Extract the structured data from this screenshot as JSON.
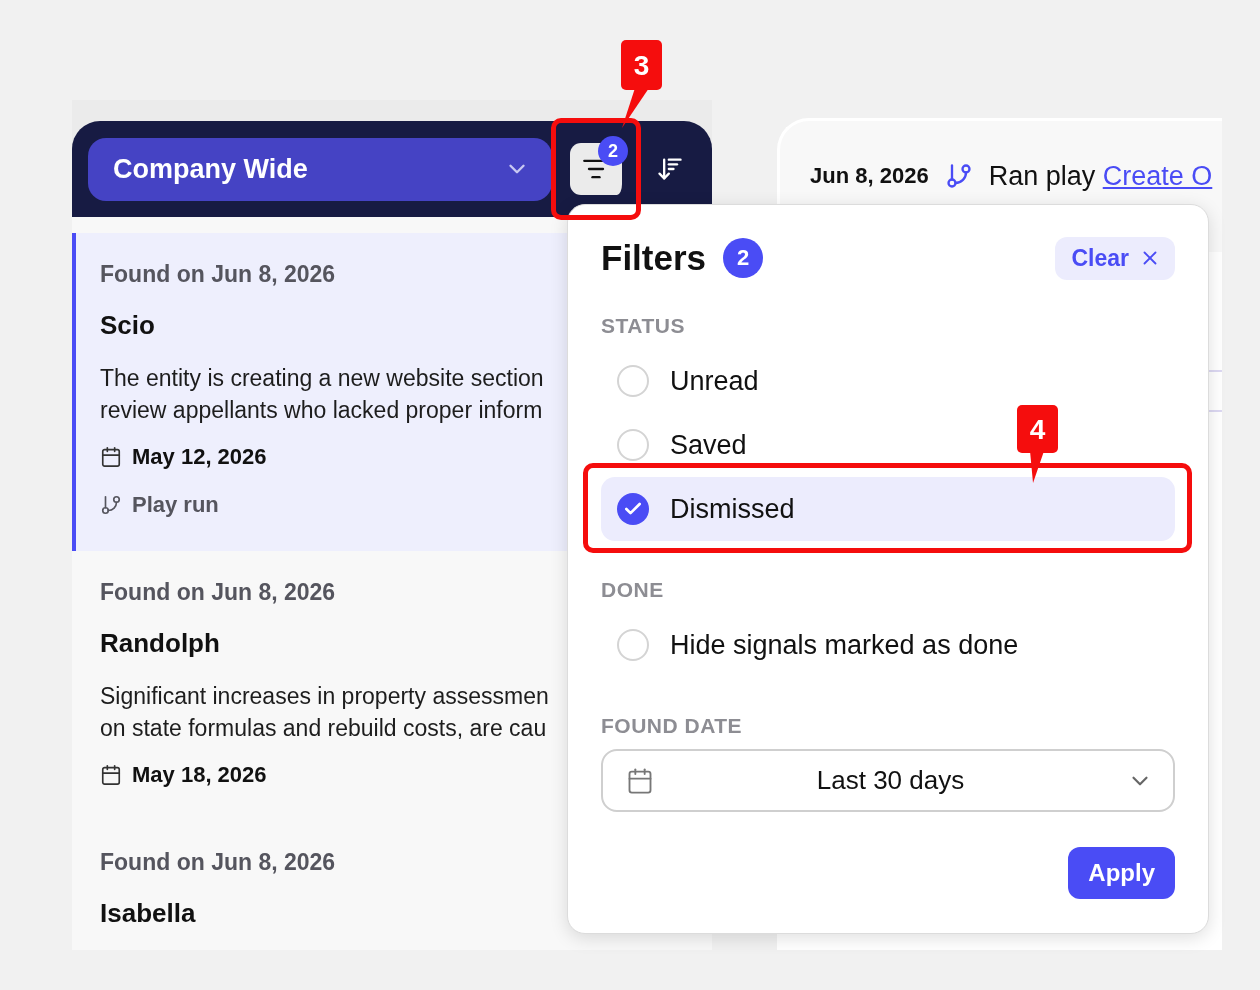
{
  "header": {
    "scope": "Company Wide",
    "filter_count": "2"
  },
  "signals": [
    {
      "found": "Found on Jun 8, 2026",
      "title": "Scio",
      "description": "The entity is creating a new website section review appellants who lacked proper inform",
      "date": "May 12, 2026",
      "play_run": "Play run",
      "selected": true
    },
    {
      "found": "Found on Jun 8, 2026",
      "title": "Randolph",
      "description": "Significant increases in property assessmen on state formulas and rebuild costs, are cau",
      "date": "May 18, 2026",
      "selected": false
    },
    {
      "found": "Found on Jun 8, 2026",
      "title": "Isabella",
      "selected": false
    }
  ],
  "detail": {
    "date": "Jun 8, 2026",
    "activity": "Ran play",
    "link": "Create O"
  },
  "filters": {
    "title": "Filters",
    "count": "2",
    "clear": "Clear",
    "sections": [
      {
        "heading": "STATUS",
        "kind": "options",
        "options": [
          {
            "label": "Unread",
            "checked": false
          },
          {
            "label": "Saved",
            "checked": false
          },
          {
            "label": "Dismissed",
            "checked": true
          }
        ]
      },
      {
        "heading": "DONE",
        "kind": "options",
        "options": [
          {
            "label": "Hide signals marked as done",
            "checked": false
          }
        ]
      },
      {
        "heading": "FOUND DATE",
        "kind": "select",
        "value": "Last 30 days"
      }
    ],
    "apply": "Apply"
  },
  "annotations": [
    {
      "label": "3"
    },
    {
      "label": "4"
    }
  ]
}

▶ [Exercise goal]: Reproduce the entries above exactly. Do not include the images.

▶ [Exercise solution]:
Extract the structured data from this screenshot as JSON.
{
  "header": {
    "scope": "Company Wide",
    "filter_count": "2"
  },
  "signals": [
    {
      "found": "Found on Jun 8, 2026",
      "title": "Scio",
      "description": "The entity is creating a new website section review appellants who lacked proper inform",
      "date": "May 12, 2026",
      "play_run": "Play run",
      "selected": true
    },
    {
      "found": "Found on Jun 8, 2026",
      "title": "Randolph",
      "description": "Significant increases in property assessmen on state formulas and rebuild costs, are cau",
      "date": "May 18, 2026",
      "selected": false
    },
    {
      "found": "Found on Jun 8, 2026",
      "title": "Isabella",
      "selected": false
    }
  ],
  "detail": {
    "date": "Jun 8, 2026",
    "activity": "Ran play",
    "link": "Create O"
  },
  "filters": {
    "title": "Filters",
    "count": "2",
    "clear": "Clear",
    "sections": [
      {
        "heading": "STATUS",
        "kind": "options",
        "options": [
          {
            "label": "Unread",
            "checked": false
          },
          {
            "label": "Saved",
            "checked": false
          },
          {
            "label": "Dismissed",
            "checked": true
          }
        ]
      },
      {
        "heading": "DONE",
        "kind": "options",
        "options": [
          {
            "label": "Hide signals marked as done",
            "checked": false
          }
        ]
      },
      {
        "heading": "FOUND DATE",
        "kind": "select",
        "value": "Last 30 days"
      }
    ],
    "apply": "Apply"
  },
  "annotations": [
    {
      "label": "3"
    },
    {
      "label": "4"
    }
  ]
}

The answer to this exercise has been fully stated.